- YOUR OBJECTIVE
Print the listing as it stands, omitting all images.

-- start of TASK DATA --

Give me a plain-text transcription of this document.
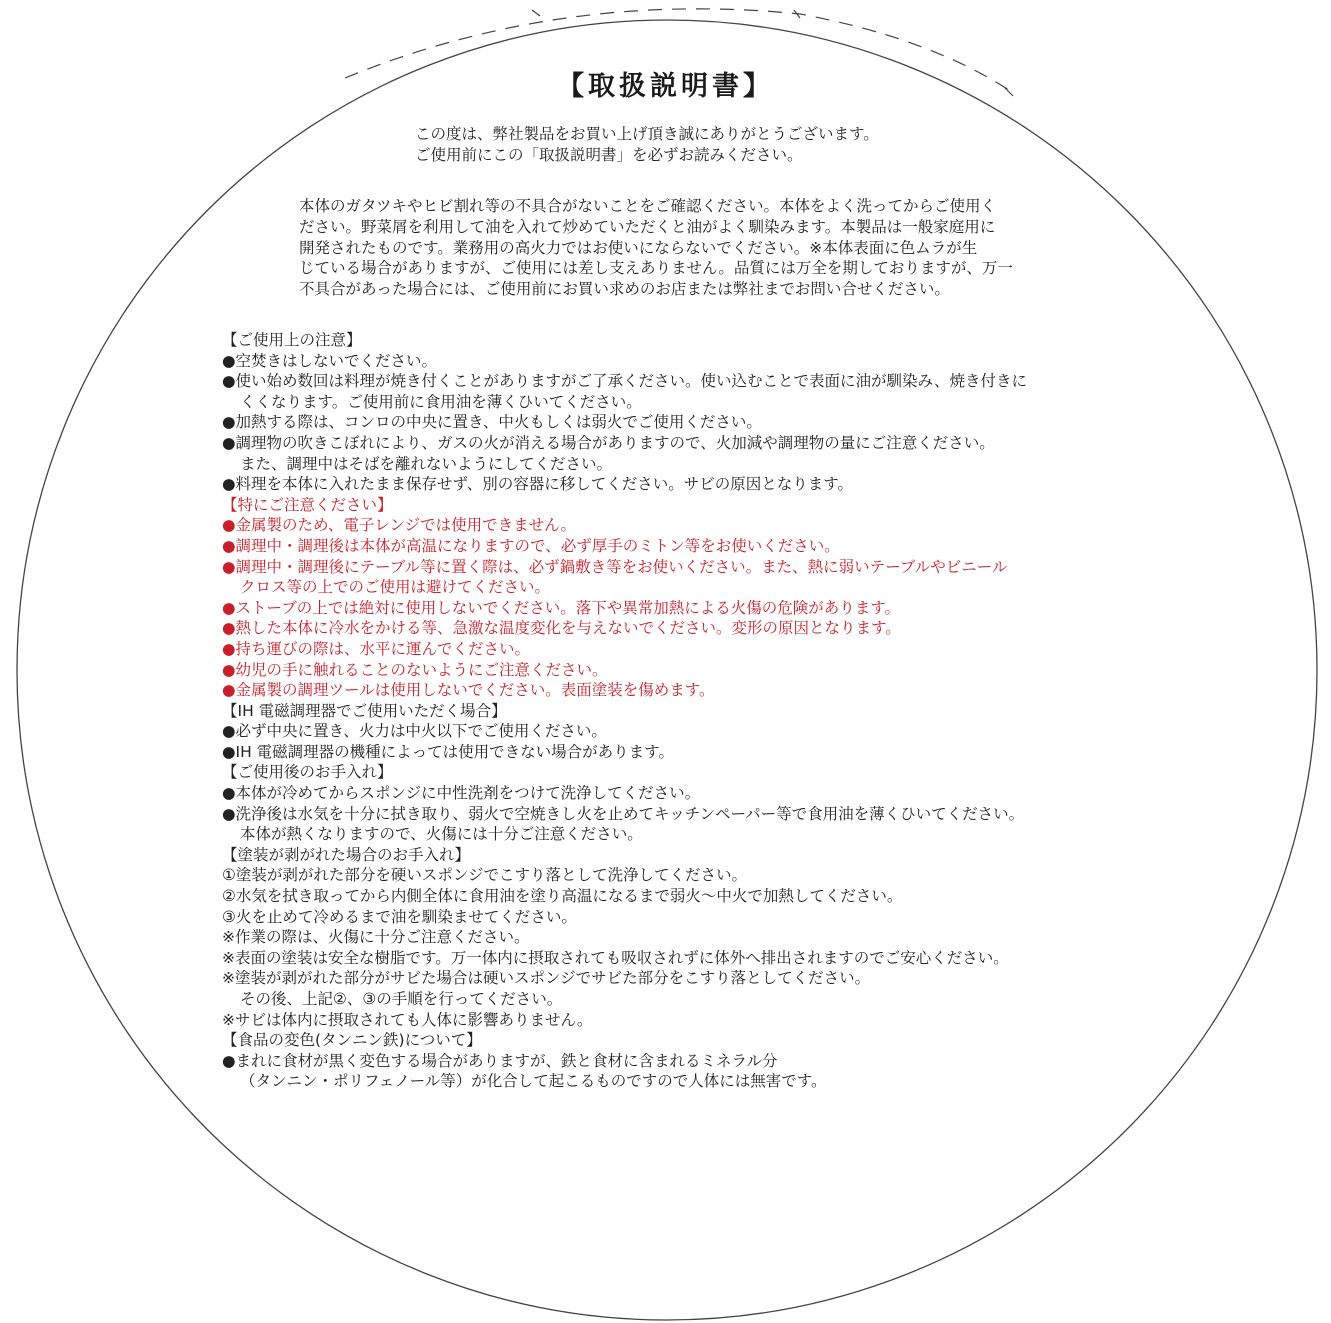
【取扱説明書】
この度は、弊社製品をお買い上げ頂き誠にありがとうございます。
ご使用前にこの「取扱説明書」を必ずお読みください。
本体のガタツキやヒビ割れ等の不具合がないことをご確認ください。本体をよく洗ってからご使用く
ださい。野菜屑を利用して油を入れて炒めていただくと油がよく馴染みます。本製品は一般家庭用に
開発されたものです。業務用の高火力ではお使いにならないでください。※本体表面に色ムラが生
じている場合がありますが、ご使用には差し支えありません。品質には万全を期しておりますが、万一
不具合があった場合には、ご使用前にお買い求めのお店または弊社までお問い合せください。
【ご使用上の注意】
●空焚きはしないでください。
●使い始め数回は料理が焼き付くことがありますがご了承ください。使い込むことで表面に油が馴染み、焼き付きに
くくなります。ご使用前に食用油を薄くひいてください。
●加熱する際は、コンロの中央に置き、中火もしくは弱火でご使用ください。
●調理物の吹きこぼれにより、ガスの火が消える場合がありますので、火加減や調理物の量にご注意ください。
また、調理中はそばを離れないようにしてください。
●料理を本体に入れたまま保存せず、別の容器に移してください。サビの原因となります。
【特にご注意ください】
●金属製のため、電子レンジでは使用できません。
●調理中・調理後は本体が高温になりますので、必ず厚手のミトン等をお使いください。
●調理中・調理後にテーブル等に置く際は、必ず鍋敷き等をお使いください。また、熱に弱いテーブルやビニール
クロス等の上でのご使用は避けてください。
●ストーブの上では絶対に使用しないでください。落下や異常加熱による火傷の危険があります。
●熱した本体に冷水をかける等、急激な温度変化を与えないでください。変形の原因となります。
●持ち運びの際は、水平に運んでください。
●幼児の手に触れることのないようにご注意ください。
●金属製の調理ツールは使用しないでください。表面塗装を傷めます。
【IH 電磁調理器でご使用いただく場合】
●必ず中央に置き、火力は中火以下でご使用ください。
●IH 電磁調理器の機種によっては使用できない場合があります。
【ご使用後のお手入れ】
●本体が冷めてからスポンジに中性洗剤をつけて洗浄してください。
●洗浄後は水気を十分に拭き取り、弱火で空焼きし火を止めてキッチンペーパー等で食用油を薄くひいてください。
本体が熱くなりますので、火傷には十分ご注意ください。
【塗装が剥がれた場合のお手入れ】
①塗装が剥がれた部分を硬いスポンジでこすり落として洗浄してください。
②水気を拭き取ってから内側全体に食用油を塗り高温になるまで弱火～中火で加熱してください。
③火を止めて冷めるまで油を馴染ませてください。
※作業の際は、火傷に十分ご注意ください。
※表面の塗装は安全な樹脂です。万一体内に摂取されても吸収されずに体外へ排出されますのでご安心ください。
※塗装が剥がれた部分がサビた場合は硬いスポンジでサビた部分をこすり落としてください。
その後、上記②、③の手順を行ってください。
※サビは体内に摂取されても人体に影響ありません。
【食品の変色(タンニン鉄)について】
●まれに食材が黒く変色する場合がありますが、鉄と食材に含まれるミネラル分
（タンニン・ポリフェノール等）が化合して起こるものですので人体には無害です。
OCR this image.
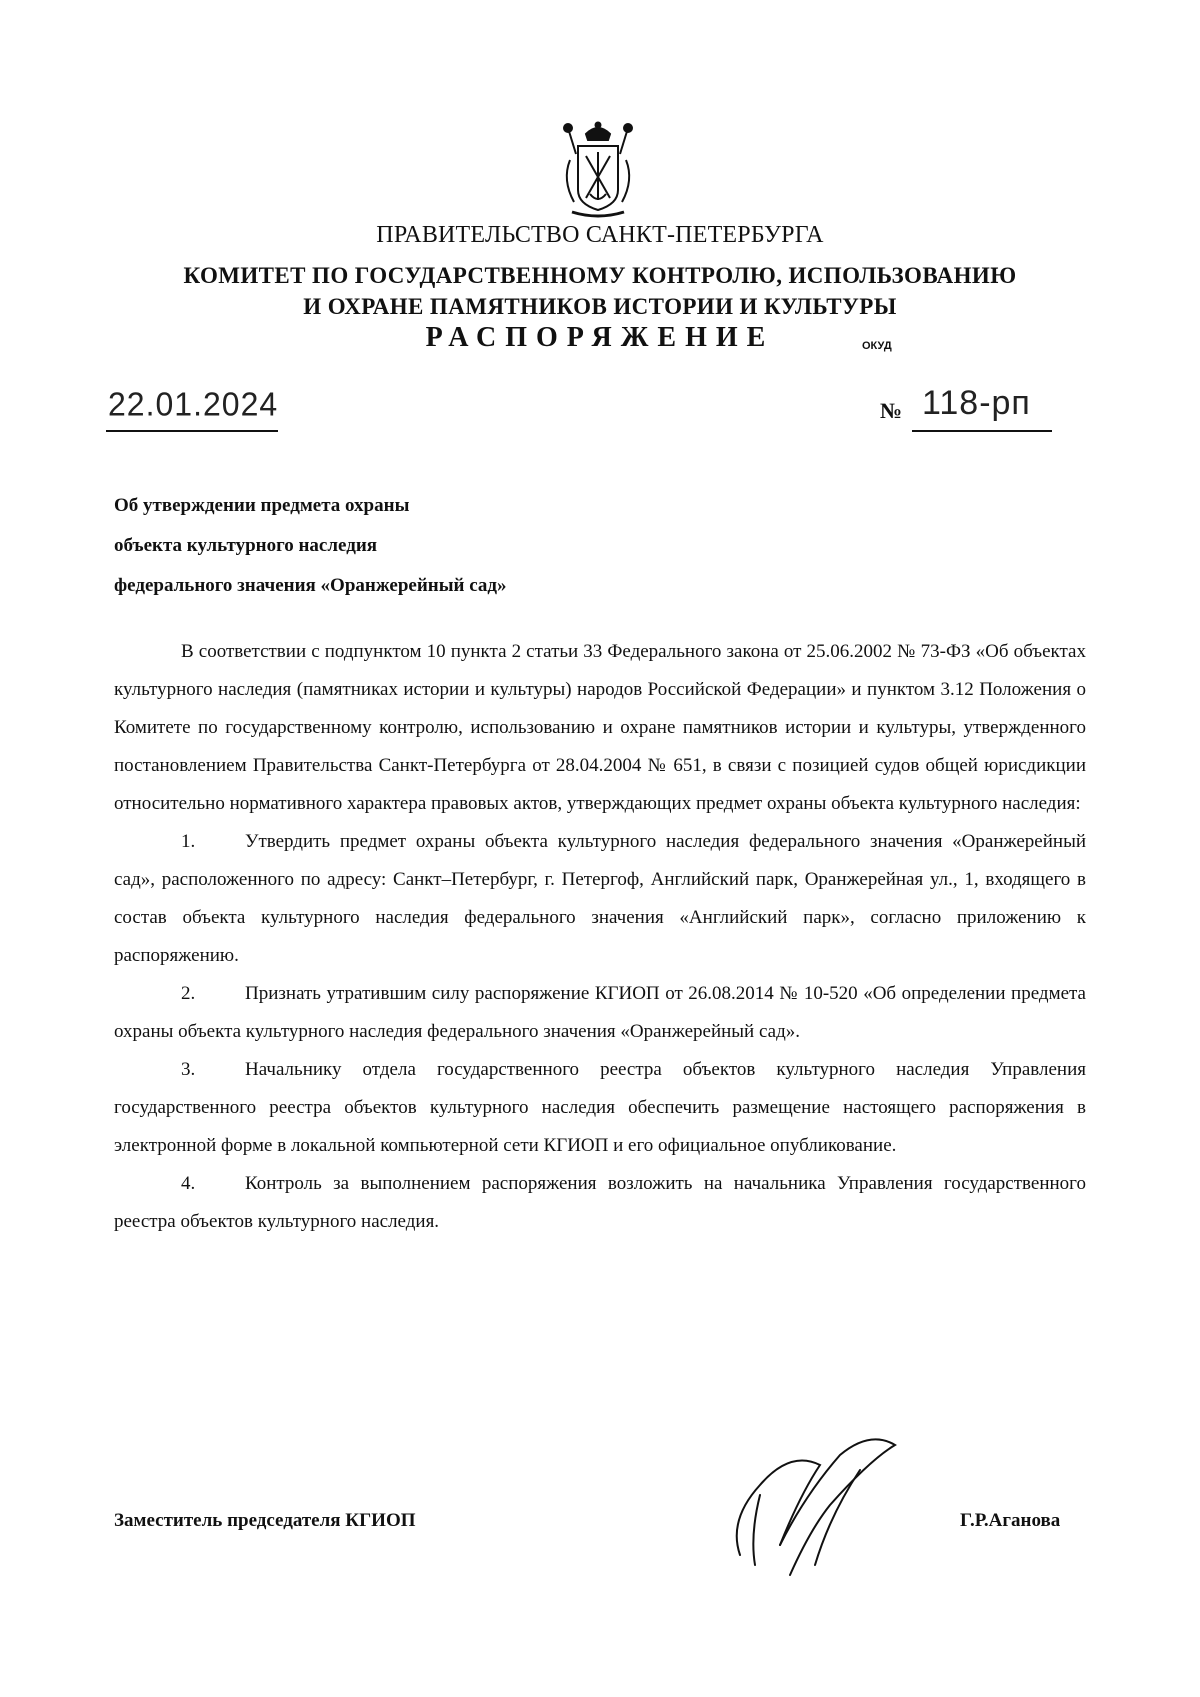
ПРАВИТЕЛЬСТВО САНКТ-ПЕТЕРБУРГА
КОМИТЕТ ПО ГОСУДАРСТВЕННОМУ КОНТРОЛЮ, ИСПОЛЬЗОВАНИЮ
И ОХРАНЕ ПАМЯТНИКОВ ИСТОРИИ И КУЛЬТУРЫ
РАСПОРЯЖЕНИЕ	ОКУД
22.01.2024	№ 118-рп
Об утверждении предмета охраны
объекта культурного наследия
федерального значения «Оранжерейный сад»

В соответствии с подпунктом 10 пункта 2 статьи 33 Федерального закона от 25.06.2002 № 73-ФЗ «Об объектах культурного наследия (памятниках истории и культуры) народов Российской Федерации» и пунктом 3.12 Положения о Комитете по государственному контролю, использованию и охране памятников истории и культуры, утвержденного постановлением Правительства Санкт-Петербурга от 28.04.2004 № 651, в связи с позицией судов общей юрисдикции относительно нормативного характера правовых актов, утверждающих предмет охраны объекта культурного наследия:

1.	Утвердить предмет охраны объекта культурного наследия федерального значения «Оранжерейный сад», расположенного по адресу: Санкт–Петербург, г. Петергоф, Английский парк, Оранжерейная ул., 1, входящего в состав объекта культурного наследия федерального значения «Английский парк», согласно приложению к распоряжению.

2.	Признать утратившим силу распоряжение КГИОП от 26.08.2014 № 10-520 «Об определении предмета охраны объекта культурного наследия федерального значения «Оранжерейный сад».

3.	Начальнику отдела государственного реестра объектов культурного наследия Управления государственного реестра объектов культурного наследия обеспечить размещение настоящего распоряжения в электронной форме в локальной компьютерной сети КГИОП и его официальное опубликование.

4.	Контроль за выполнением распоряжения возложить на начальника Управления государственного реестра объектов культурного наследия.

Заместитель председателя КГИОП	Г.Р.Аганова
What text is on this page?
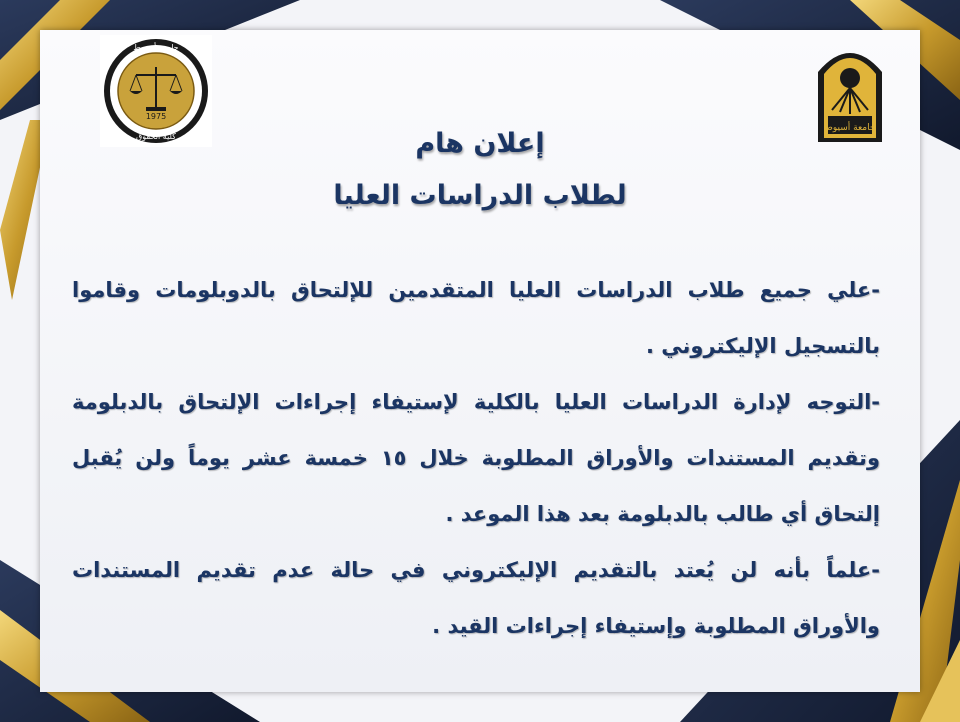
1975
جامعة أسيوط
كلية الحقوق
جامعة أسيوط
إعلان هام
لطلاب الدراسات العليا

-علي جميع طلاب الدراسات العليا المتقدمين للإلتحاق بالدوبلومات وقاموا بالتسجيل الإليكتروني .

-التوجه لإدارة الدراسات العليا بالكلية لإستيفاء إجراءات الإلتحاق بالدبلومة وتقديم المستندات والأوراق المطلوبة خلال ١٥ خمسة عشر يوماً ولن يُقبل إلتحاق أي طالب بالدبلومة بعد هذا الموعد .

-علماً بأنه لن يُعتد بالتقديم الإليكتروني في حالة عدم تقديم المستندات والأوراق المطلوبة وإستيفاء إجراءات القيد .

-- end of TASK DATA --

- ANSWER TO THE TASK
Give me a plain-text transcription of this document.
【取扱説明書】
この度は、弊社製品をお買い上げ頂き誠にありがとうございます。
ご使用前にこの「取扱説明書」を必ずお読みください。
本体のガタツキやヒビ割れ等の不具合がないことをご確認ください。本体をよく洗ってからご使用く
ださい。野菜屑を利用して油を入れて炒めていただくと油がよく馴染みます。本製品は一般家庭用に
開発されたものです。業務用の高火力ではお使いにならないでください。※本体表面に色ムラが生
じている場合がありますが、ご使用には差し支えありません。品質には万全を期しておりますが、万一
不具合があった場合には、ご使用前にお買い求めのお店または弊社までお問い合せください。
【ご使用上の注意】
●空焚きはしないでください。
●使い始め数回は料理が焼き付くことがありますがご了承ください。使い込むことで表面に油が馴染み、焼き付きに
くくなります。ご使用前に食用油を薄くひいてください。
●加熱する際は、コンロの中央に置き、中火もしくは弱火でご使用ください。
●調理物の吹きこぼれにより、ガスの火が消える場合がありますので、火加減や調理物の量にご注意ください。
また、調理中はそばを離れないようにしてください。
●料理を本体に入れたまま保存せず、別の容器に移してください。サビの原因となります。
【特にご注意ください】
●金属製のため、電子レンジでは使用できません。
●調理中・調理後は本体が高温になりますので、必ず厚手のミトン等をお使いください。
●調理中・調理後にテーブル等に置く際は、必ず鍋敷き等をお使いください。また、熱に弱いテーブルやビニール
クロス等の上でのご使用は避けてください。
●ストーブの上では絶対に使用しないでください。落下や異常加熱による火傷の危険があります。
●熱した本体に冷水をかける等、急激な温度変化を与えないでください。変形の原因となります。
●持ち運びの際は、水平に運んでください。
●幼児の手に触れることのないようにご注意ください。
●金属製の調理ツールは使用しないでください。表面塗装を傷めます。
【IH 電磁調理器でご使用いただく場合】
●必ず中央に置き、火力は中火以下でご使用ください。
●IH 電磁調理器の機種によっては使用できない場合があります。
【ご使用後のお手入れ】
●本体が冷めてからスポンジに中性洗剤をつけて洗浄してください。
●洗浄後は水気を十分に拭き取り、弱火で空焼きし火を止めてキッチンペーパー等で食用油を薄くひいてください。
本体が熱くなりますので、火傷には十分ご注意ください。
【塗装が剥がれた場合のお手入れ】
①塗装が剥がれた部分を硬いスポンジでこすり落として洗浄してください。
②水気を拭き取ってから内側全体に食用油を塗り高温になるまで弱火～中火で加熱してください。
③火を止めて冷めるまで油を馴染ませてください。
※作業の際は、火傷に十分ご注意ください。
※表面の塗装は安全な樹脂です。万一体内に摂取されても吸収されずに体外へ排出されますのでご安心ください。
※塗装が剥がれた部分がサビた場合は硬いスポンジでサビた部分をこすり落としてください。
その後、上記②、③の手順を行ってください。
※サビは体内に摂取されても人体に影響ありません。
【食品の変色(タンニン鉄)について】
●まれに食材が黒く変色する場合がありますが、鉄と食材に含まれるミネラル分
（タンニン・ポリフェノール等）が化合して起こるものですので人体には無害です。
OCR this image.
ПРАВИТЕЛЬСТВО САНКТ-ПЕТЕРБУРГА
КОМИТЕТ ПО ГОСУДАРСТВЕННОМУ КОНТРОЛЮ, ИСПОЛЬЗОВАНИЮ
И ОХРАНЕ ПАМЯТНИКОВ ИСТОРИИ И КУЛЬТУРЫ
РАСПОРЯЖЕНИЕ	ОКУД
22.01.2024	№ 118-рп
Об утверждении предмета охраны
объекта культурного наследия
федерального значения «Оранжерейный сад»

В соответствии с подпунктом 10 пункта 2 статьи 33 Федерального закона от 25.06.2002 № 73-ФЗ «Об объектах культурного наследия (памятниках истории и культуры) народов Российской Федерации» и пунктом 3.12 Положения о Комитете по государственному контролю, использованию и охране памятников истории и культуры, утвержденного постановлением Правительства Санкт-Петербурга от 28.04.2004 № 651, в связи с позицией судов общей юрисдикции относительно нормативного характера правовых актов, утверждающих предмет охраны объекта культурного наследия:

1.	Утвердить предмет охраны объекта культурного наследия федерального значения «Оранжерейный сад», расположенного по адресу: Санкт–Петербург, г. Петергоф, Английский парк, Оранжерейная ул., 1, входящего в состав объекта культурного наследия федерального значения «Английский парк», согласно приложению к распоряжению.

2.	Признать утратившим силу распоряжение КГИОП от 26.08.2014 № 10-520 «Об определении предмета охраны объекта культурного наследия федерального значения «Оранжерейный сад».

3.	Начальнику отдела государственного реестра объектов культурного наследия Управления государственного реестра объектов культурного наследия обеспечить размещение настоящего распоряжения в электронной форме в локальной компьютерной сети КГИОП и его официальное опубликование.

4.	Контроль за выполнением распоряжения возложить на начальника Управления государственного реестра объектов культурного наследия.

Заместитель председателя КГИОП	Г.Р.Аганова
What text is on this page?
1975
جامعة أسيوط
كلية الحقوق
جامعة أسيوط
إعلان هام
لطلاب الدراسات العليا

-علي جميع طلاب الدراسات العليا المتقدمين للإلتحاق بالدوبلومات وقاموا بالتسجيل الإليكتروني .

-التوجه لإدارة الدراسات العليا بالكلية لإستيفاء إجراءات الإلتحاق بالدبلومة وتقديم المستندات والأوراق المطلوبة خلال ١٥ خمسة عشر يوماً ولن يُقبل إلتحاق أي طالب بالدبلومة بعد هذا الموعد .

-علماً بأنه لن يُعتد بالتقديم الإليكتروني في حالة عدم تقديم المستندات والأوراق المطلوبة وإستيفاء إجراءات القيد .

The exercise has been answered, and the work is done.